■ To do
Check each line of the entries below for the string "Technology" and state how many lines have it, with no other text.

■ Input records
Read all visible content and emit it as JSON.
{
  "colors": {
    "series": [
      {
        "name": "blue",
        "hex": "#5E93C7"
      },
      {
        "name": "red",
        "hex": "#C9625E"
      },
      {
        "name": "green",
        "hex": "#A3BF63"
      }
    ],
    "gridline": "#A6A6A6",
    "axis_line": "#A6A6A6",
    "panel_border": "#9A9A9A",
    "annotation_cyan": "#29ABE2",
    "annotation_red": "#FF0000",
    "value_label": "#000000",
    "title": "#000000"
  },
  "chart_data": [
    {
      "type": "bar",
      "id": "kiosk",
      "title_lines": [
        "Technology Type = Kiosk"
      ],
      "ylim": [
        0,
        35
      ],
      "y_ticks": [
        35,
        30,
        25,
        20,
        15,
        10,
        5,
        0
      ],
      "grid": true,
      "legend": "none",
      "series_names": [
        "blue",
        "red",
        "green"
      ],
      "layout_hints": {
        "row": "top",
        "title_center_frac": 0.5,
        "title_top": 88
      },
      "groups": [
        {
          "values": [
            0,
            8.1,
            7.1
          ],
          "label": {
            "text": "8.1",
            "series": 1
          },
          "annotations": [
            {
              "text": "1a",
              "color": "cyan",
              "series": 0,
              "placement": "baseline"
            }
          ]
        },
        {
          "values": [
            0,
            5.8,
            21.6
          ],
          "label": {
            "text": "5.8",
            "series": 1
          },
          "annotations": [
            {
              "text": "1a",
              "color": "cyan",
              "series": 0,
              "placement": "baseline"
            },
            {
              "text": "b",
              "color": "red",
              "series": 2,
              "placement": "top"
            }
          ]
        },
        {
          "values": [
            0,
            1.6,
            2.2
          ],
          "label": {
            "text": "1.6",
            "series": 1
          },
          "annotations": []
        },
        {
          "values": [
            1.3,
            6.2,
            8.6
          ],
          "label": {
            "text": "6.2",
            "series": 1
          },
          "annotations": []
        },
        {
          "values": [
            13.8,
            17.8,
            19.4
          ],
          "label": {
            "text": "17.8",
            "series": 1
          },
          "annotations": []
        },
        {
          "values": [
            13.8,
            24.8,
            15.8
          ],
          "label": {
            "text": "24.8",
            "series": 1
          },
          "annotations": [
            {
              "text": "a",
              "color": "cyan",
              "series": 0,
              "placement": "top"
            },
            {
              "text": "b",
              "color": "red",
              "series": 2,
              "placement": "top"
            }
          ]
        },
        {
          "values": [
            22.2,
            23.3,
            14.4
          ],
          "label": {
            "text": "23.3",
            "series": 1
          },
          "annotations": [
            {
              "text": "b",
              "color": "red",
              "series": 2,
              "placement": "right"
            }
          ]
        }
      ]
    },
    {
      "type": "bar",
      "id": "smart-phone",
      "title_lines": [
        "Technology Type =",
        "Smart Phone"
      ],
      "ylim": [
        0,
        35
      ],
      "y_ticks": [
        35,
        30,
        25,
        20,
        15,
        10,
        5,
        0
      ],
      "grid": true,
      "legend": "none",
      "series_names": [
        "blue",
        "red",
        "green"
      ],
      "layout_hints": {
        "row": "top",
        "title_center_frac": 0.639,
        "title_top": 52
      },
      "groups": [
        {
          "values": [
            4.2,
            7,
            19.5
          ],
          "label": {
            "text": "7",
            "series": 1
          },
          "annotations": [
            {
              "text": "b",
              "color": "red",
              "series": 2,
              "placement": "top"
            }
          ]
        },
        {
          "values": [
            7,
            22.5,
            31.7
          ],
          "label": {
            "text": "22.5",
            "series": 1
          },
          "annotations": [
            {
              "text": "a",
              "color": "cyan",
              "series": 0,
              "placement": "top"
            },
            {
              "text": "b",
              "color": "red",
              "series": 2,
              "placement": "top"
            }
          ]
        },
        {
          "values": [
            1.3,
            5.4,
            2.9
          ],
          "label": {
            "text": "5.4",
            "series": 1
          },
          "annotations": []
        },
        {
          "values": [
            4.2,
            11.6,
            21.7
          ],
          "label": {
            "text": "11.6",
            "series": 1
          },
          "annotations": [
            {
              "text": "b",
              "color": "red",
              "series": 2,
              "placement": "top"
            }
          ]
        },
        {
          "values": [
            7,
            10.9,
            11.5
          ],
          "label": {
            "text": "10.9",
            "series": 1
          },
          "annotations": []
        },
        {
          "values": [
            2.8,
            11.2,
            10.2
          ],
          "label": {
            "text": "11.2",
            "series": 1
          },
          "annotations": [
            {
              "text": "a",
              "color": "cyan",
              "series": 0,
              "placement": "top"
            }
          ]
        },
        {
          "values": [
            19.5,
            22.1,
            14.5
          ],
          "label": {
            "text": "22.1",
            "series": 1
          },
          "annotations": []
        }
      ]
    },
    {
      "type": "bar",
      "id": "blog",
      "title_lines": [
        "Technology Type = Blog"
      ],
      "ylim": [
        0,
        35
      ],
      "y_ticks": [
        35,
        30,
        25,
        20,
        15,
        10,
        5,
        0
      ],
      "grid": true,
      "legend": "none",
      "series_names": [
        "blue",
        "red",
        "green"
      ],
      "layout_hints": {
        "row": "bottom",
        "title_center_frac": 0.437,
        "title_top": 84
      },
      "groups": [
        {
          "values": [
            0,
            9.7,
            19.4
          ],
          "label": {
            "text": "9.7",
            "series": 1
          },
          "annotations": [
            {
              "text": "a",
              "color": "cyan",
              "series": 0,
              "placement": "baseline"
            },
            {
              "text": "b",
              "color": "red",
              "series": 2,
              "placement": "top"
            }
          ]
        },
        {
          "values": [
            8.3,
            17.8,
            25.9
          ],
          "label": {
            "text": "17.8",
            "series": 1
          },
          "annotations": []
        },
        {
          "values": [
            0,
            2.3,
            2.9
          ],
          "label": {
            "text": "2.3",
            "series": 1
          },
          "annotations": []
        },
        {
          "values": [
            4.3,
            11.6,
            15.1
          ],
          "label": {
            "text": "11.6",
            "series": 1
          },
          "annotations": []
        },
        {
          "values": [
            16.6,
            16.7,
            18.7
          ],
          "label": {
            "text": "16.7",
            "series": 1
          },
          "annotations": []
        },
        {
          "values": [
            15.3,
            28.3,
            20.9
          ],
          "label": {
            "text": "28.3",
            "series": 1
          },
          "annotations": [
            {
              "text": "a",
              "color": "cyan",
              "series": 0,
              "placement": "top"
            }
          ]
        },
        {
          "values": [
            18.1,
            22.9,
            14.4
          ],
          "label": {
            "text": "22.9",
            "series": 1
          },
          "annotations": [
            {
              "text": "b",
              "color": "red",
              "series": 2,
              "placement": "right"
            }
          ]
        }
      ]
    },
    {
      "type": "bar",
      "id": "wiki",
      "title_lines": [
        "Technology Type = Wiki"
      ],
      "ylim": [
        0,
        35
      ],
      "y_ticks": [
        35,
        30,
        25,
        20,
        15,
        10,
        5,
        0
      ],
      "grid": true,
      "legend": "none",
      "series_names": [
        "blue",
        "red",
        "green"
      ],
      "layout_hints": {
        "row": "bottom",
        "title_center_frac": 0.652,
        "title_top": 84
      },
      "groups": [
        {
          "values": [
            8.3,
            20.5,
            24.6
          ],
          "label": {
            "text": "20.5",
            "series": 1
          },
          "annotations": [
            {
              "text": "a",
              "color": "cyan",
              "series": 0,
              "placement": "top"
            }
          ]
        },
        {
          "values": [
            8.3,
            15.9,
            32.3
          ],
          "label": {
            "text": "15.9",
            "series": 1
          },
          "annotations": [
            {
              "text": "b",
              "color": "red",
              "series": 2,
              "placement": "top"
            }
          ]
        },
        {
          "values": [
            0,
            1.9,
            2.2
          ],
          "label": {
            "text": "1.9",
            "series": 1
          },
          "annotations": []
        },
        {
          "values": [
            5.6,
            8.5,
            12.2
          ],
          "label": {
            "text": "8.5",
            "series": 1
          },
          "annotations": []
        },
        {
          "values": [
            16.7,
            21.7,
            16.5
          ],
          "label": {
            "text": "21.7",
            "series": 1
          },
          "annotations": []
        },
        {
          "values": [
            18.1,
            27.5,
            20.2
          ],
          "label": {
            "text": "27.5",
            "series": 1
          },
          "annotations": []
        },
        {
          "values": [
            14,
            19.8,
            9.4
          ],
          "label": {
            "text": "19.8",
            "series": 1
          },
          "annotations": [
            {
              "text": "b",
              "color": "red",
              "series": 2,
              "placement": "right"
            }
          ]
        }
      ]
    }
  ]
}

■ Response for this exercise
4